**Supplied data:**

☆ ☆ ☆ ☆ ☆

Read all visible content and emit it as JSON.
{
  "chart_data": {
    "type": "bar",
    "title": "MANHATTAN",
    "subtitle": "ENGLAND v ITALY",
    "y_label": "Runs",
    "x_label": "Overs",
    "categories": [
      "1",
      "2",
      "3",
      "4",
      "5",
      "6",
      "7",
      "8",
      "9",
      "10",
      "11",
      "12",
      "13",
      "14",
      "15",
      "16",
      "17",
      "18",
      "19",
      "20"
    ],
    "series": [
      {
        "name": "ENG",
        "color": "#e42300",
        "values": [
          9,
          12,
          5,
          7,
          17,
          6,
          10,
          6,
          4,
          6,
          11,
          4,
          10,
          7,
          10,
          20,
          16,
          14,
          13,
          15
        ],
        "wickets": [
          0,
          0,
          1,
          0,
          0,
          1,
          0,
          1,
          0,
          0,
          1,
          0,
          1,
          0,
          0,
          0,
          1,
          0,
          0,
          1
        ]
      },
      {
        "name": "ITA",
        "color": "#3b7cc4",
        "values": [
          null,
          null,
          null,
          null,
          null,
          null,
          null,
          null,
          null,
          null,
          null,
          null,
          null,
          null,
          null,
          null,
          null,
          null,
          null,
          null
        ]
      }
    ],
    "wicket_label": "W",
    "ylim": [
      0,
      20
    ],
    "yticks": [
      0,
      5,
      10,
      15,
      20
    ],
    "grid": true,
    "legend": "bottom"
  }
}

☆ ☆ ☆ ☆ ☆

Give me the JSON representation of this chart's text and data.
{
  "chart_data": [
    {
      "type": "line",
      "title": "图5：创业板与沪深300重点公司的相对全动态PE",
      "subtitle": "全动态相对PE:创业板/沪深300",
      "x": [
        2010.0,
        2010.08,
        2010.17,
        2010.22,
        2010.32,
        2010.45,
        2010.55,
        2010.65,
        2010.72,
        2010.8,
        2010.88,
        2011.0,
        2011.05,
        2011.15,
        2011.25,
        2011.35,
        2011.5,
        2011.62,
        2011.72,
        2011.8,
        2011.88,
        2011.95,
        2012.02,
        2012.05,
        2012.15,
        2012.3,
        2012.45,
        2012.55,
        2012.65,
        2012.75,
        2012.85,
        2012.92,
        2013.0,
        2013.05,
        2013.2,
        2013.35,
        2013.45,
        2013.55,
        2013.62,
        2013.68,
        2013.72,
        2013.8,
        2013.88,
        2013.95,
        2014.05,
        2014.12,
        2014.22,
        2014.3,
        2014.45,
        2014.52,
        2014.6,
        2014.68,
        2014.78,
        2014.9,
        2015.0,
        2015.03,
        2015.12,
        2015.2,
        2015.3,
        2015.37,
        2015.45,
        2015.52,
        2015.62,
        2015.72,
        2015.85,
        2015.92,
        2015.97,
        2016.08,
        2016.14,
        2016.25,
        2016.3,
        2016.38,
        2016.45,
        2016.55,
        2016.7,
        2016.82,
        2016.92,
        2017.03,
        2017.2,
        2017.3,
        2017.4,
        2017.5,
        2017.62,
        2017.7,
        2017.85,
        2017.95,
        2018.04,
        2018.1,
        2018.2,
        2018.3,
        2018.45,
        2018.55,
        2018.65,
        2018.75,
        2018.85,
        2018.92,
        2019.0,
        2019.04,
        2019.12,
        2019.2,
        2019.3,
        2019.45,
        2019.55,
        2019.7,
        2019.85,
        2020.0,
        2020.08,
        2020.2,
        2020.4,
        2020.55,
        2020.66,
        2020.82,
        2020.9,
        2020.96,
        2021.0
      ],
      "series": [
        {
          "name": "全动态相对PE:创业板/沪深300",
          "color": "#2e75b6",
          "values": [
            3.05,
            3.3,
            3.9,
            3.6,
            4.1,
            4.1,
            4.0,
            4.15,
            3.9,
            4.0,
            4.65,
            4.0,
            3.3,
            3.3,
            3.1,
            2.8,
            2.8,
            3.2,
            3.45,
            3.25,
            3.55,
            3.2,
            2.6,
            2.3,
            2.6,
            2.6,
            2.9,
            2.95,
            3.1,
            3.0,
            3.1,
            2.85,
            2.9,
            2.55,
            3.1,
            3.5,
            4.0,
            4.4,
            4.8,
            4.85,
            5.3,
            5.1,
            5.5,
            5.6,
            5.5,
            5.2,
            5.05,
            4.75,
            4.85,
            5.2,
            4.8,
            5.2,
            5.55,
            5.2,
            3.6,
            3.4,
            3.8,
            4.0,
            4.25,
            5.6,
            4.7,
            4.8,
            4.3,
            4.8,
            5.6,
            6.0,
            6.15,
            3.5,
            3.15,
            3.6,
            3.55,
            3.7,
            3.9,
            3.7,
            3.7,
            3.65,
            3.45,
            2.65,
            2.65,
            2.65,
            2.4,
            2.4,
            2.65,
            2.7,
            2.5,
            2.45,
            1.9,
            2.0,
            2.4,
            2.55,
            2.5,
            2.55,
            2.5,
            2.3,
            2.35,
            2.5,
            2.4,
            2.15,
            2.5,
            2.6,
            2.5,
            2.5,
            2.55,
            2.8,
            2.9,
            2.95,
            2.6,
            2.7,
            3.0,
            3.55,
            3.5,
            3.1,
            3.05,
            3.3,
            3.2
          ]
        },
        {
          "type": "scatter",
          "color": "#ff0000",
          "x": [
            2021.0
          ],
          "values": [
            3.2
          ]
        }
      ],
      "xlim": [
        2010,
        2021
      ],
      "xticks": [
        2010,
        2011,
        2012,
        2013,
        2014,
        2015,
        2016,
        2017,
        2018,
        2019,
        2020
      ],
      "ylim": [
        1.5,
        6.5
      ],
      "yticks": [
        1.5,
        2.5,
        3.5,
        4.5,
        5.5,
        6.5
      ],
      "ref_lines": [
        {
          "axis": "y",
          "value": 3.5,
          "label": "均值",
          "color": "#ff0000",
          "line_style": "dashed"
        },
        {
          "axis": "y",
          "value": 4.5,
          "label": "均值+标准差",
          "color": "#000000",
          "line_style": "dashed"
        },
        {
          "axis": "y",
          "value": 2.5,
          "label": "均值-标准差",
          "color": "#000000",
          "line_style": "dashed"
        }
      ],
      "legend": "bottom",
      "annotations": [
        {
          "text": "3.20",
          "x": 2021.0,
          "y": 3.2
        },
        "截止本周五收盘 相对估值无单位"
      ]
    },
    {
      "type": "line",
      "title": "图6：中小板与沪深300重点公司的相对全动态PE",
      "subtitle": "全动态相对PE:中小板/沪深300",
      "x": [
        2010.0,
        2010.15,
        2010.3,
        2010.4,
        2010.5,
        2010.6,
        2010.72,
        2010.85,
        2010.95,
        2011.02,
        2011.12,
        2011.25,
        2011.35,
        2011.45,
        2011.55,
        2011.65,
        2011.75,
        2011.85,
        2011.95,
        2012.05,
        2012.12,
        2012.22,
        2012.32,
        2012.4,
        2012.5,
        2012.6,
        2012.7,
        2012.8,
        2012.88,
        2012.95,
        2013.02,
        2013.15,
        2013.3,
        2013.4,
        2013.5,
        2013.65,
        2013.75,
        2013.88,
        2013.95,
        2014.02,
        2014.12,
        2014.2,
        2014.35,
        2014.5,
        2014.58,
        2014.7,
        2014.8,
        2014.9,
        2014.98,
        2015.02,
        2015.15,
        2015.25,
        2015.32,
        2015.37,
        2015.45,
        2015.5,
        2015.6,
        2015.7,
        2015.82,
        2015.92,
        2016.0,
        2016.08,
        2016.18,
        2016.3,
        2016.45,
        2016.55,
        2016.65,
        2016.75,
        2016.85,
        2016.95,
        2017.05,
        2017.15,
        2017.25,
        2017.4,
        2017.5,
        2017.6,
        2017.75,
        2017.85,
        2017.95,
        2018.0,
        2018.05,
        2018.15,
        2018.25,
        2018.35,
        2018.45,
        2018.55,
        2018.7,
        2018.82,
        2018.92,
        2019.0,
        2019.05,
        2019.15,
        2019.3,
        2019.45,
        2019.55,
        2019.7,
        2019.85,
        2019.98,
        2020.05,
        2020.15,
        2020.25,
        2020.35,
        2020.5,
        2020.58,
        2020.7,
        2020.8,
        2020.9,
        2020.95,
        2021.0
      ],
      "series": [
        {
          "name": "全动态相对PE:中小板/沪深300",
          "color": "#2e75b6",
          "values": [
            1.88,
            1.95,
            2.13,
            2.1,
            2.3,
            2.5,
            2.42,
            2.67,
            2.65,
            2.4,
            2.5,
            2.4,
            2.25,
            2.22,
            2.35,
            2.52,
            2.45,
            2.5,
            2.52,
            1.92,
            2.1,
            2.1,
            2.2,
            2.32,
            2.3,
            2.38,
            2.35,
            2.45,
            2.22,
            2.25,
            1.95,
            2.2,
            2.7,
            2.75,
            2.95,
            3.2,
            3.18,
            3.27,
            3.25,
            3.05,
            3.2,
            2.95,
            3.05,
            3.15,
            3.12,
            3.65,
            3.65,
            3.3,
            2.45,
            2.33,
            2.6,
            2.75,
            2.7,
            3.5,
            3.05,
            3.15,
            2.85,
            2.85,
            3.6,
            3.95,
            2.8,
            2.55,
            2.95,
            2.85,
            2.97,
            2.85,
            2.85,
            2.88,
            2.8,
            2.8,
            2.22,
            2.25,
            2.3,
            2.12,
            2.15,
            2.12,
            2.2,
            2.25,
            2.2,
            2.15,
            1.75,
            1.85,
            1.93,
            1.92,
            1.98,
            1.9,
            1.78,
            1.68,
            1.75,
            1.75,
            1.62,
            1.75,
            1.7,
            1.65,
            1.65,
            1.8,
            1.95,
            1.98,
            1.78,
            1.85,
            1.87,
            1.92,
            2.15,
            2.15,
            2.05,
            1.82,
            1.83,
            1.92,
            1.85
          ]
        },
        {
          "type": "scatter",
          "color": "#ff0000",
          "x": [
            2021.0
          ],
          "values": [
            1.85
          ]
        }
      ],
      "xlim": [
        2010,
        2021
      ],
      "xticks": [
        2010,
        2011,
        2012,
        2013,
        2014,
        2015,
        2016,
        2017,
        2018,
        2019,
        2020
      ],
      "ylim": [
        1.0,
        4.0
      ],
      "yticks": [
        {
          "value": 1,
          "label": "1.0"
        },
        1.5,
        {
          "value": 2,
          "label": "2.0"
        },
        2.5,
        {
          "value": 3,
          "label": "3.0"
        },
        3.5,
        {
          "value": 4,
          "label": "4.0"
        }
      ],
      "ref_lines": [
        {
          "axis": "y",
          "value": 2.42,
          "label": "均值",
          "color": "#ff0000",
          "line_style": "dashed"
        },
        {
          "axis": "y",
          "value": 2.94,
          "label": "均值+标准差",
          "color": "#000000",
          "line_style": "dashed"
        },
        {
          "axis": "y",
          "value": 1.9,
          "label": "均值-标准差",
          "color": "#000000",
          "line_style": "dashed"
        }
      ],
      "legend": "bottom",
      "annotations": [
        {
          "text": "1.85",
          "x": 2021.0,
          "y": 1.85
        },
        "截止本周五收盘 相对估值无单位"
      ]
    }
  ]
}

☆ ☆ ☆ ☆ ☆

**Directive:** Tally the lines of the data that hold the string "text". Answer with the number and nothing more.

**Solution for this task:** 3